__DIRECTIVE__
Quote all of the data exactly as given. Skip every picture it contains.

__INFORMATION PROVIDED__
● ● ● ● ● ● ●

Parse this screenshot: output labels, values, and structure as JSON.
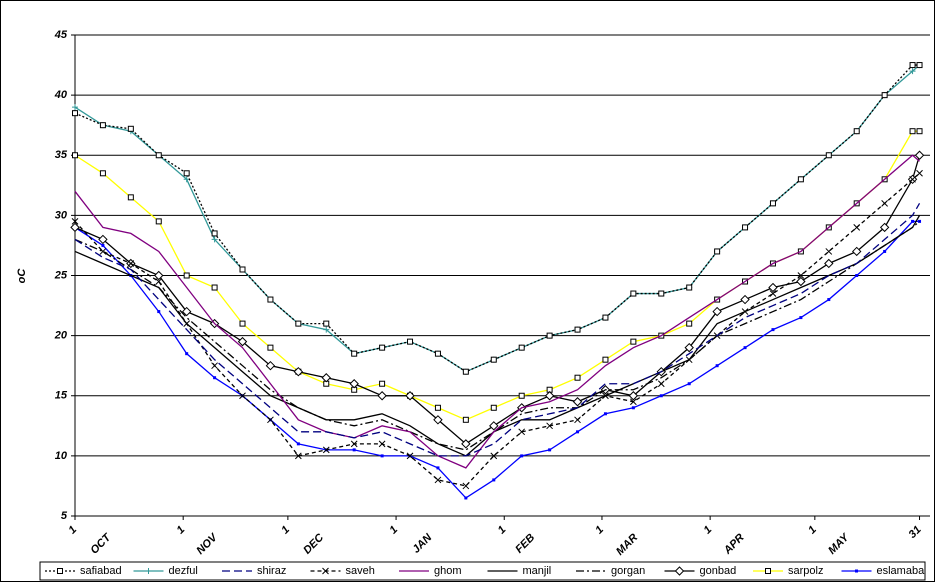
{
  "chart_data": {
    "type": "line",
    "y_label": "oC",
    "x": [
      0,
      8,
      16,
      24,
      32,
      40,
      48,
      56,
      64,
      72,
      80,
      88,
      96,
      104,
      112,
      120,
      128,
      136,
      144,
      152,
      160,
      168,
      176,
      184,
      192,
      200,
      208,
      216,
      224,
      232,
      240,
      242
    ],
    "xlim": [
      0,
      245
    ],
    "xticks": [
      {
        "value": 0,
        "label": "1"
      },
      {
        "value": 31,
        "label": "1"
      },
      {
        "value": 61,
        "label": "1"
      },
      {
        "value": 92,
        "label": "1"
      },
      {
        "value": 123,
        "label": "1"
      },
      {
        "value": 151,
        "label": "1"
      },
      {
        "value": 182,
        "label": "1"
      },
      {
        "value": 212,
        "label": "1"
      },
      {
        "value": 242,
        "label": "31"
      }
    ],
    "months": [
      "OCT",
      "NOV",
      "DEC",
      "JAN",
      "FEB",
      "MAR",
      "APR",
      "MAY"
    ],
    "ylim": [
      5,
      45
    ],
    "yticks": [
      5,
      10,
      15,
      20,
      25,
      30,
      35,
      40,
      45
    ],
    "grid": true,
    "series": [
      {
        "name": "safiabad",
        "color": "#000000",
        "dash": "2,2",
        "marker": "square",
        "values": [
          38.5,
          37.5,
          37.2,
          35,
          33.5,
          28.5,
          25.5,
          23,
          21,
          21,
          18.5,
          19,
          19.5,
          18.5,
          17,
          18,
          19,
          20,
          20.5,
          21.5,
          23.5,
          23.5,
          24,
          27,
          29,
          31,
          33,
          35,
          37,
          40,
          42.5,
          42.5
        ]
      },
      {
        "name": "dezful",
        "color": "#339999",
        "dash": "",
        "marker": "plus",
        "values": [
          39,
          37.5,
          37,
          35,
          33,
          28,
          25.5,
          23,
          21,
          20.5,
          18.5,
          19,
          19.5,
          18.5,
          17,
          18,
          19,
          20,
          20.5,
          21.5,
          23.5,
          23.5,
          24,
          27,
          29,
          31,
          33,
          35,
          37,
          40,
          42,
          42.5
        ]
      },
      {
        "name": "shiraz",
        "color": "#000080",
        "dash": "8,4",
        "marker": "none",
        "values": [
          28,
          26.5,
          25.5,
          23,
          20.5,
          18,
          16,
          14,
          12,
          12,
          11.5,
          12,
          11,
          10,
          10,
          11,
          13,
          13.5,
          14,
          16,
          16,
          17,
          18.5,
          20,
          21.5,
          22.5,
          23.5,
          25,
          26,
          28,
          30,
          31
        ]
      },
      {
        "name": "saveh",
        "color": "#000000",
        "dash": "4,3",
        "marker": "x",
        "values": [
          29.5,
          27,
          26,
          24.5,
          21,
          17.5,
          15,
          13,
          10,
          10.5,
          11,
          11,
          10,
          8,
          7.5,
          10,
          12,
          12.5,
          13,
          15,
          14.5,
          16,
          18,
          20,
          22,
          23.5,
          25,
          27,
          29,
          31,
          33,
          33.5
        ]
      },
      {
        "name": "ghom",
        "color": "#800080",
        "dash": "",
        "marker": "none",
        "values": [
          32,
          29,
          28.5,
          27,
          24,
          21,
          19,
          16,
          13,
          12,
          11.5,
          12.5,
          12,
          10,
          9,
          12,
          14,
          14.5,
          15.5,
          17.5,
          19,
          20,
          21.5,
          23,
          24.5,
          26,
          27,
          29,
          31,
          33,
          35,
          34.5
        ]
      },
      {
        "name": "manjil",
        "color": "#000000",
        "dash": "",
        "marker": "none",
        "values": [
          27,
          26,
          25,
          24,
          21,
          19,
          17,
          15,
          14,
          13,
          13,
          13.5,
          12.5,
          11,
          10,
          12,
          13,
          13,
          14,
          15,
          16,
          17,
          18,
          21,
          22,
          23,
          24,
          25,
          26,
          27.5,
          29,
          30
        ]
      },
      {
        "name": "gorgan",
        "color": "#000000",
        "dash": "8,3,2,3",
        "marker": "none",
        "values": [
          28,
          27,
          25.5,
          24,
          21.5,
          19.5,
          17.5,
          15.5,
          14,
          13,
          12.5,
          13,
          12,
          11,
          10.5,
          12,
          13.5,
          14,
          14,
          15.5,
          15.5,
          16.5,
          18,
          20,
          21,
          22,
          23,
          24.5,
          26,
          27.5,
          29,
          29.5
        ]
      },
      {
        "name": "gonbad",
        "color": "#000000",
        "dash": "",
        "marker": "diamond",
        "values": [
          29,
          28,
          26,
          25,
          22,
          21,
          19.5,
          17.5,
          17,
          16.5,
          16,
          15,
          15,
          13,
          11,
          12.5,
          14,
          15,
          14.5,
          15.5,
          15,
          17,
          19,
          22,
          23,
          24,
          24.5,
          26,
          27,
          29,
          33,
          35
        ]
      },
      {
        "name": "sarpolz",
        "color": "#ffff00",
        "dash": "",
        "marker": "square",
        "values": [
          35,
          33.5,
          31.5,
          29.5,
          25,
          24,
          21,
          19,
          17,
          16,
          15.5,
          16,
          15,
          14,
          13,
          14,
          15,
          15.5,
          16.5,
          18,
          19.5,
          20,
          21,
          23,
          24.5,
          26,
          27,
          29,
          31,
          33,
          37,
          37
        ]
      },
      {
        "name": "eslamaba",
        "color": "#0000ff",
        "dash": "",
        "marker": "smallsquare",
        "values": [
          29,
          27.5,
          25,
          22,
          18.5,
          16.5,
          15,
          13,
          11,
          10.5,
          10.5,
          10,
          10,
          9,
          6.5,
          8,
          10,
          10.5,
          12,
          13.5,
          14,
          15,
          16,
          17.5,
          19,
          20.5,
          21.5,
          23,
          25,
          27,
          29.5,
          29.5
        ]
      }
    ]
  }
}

● ● ● ● ● ● ●

__SOLUTION TO THIS PROBLEM__
Parse this screenshot: output labels, values, and structure as JSON.
{
  "chart_data": {
    "type": "line",
    "y_label": "oC",
    "x": [
      0,
      8,
      16,
      24,
      32,
      40,
      48,
      56,
      64,
      72,
      80,
      88,
      96,
      104,
      112,
      120,
      128,
      136,
      144,
      152,
      160,
      168,
      176,
      184,
      192,
      200,
      208,
      216,
      224,
      232,
      240,
      242
    ],
    "xlim": [
      0,
      245
    ],
    "xticks": [
      {
        "value": 0,
        "label": "1"
      },
      {
        "value": 31,
        "label": "1"
      },
      {
        "value": 61,
        "label": "1"
      },
      {
        "value": 92,
        "label": "1"
      },
      {
        "value": 123,
        "label": "1"
      },
      {
        "value": 151,
        "label": "1"
      },
      {
        "value": 182,
        "label": "1"
      },
      {
        "value": 212,
        "label": "1"
      },
      {
        "value": 242,
        "label": "31"
      }
    ],
    "months": [
      "OCT",
      "NOV",
      "DEC",
      "JAN",
      "FEB",
      "MAR",
      "APR",
      "MAY"
    ],
    "ylim": [
      5,
      45
    ],
    "yticks": [
      5,
      10,
      15,
      20,
      25,
      30,
      35,
      40,
      45
    ],
    "grid": true,
    "series": [
      {
        "name": "safiabad",
        "color": "#000000",
        "dash": "2,2",
        "marker": "square",
        "values": [
          38.5,
          37.5,
          37.2,
          35,
          33.5,
          28.5,
          25.5,
          23,
          21,
          21,
          18.5,
          19,
          19.5,
          18.5,
          17,
          18,
          19,
          20,
          20.5,
          21.5,
          23.5,
          23.5,
          24,
          27,
          29,
          31,
          33,
          35,
          37,
          40,
          42.5,
          42.5
        ]
      },
      {
        "name": "dezful",
        "color": "#339999",
        "dash": "",
        "marker": "plus",
        "values": [
          39,
          37.5,
          37,
          35,
          33,
          28,
          25.5,
          23,
          21,
          20.5,
          18.5,
          19,
          19.5,
          18.5,
          17,
          18,
          19,
          20,
          20.5,
          21.5,
          23.5,
          23.5,
          24,
          27,
          29,
          31,
          33,
          35,
          37,
          40,
          42,
          42.5
        ]
      },
      {
        "name": "shiraz",
        "color": "#000080",
        "dash": "8,4",
        "marker": "none",
        "values": [
          28,
          26.5,
          25.5,
          23,
          20.5,
          18,
          16,
          14,
          12,
          12,
          11.5,
          12,
          11,
          10,
          10,
          11,
          13,
          13.5,
          14,
          16,
          16,
          17,
          18.5,
          20,
          21.5,
          22.5,
          23.5,
          25,
          26,
          28,
          30,
          31
        ]
      },
      {
        "name": "saveh",
        "color": "#000000",
        "dash": "4,3",
        "marker": "x",
        "values": [
          29.5,
          27,
          26,
          24.5,
          21,
          17.5,
          15,
          13,
          10,
          10.5,
          11,
          11,
          10,
          8,
          7.5,
          10,
          12,
          12.5,
          13,
          15,
          14.5,
          16,
          18,
          20,
          22,
          23.5,
          25,
          27,
          29,
          31,
          33,
          33.5
        ]
      },
      {
        "name": "ghom",
        "color": "#800080",
        "dash": "",
        "marker": "none",
        "values": [
          32,
          29,
          28.5,
          27,
          24,
          21,
          19,
          16,
          13,
          12,
          11.5,
          12.5,
          12,
          10,
          9,
          12,
          14,
          14.5,
          15.5,
          17.5,
          19,
          20,
          21.5,
          23,
          24.5,
          26,
          27,
          29,
          31,
          33,
          35,
          34.5
        ]
      },
      {
        "name": "manjil",
        "color": "#000000",
        "dash": "",
        "marker": "none",
        "values": [
          27,
          26,
          25,
          24,
          21,
          19,
          17,
          15,
          14,
          13,
          13,
          13.5,
          12.5,
          11,
          10,
          12,
          13,
          13,
          14,
          15,
          16,
          17,
          18,
          21,
          22,
          23,
          24,
          25,
          26,
          27.5,
          29,
          30
        ]
      },
      {
        "name": "gorgan",
        "color": "#000000",
        "dash": "8,3,2,3",
        "marker": "none",
        "values": [
          28,
          27,
          25.5,
          24,
          21.5,
          19.5,
          17.5,
          15.5,
          14,
          13,
          12.5,
          13,
          12,
          11,
          10.5,
          12,
          13.5,
          14,
          14,
          15.5,
          15.5,
          16.5,
          18,
          20,
          21,
          22,
          23,
          24.5,
          26,
          27.5,
          29,
          29.5
        ]
      },
      {
        "name": "gonbad",
        "color": "#000000",
        "dash": "",
        "marker": "diamond",
        "values": [
          29,
          28,
          26,
          25,
          22,
          21,
          19.5,
          17.5,
          17,
          16.5,
          16,
          15,
          15,
          13,
          11,
          12.5,
          14,
          15,
          14.5,
          15.5,
          15,
          17,
          19,
          22,
          23,
          24,
          24.5,
          26,
          27,
          29,
          33,
          35
        ]
      },
      {
        "name": "sarpolz",
        "color": "#ffff00",
        "dash": "",
        "marker": "square",
        "values": [
          35,
          33.5,
          31.5,
          29.5,
          25,
          24,
          21,
          19,
          17,
          16,
          15.5,
          16,
          15,
          14,
          13,
          14,
          15,
          15.5,
          16.5,
          18,
          19.5,
          20,
          21,
          23,
          24.5,
          26,
          27,
          29,
          31,
          33,
          37,
          37
        ]
      },
      {
        "name": "eslamaba",
        "color": "#0000ff",
        "dash": "",
        "marker": "smallsquare",
        "values": [
          29,
          27.5,
          25,
          22,
          18.5,
          16.5,
          15,
          13,
          11,
          10.5,
          10.5,
          10,
          10,
          9,
          6.5,
          8,
          10,
          10.5,
          12,
          13.5,
          14,
          15,
          16,
          17.5,
          19,
          20.5,
          21.5,
          23,
          25,
          27,
          29.5,
          29.5
        ]
      }
    ]
  }
}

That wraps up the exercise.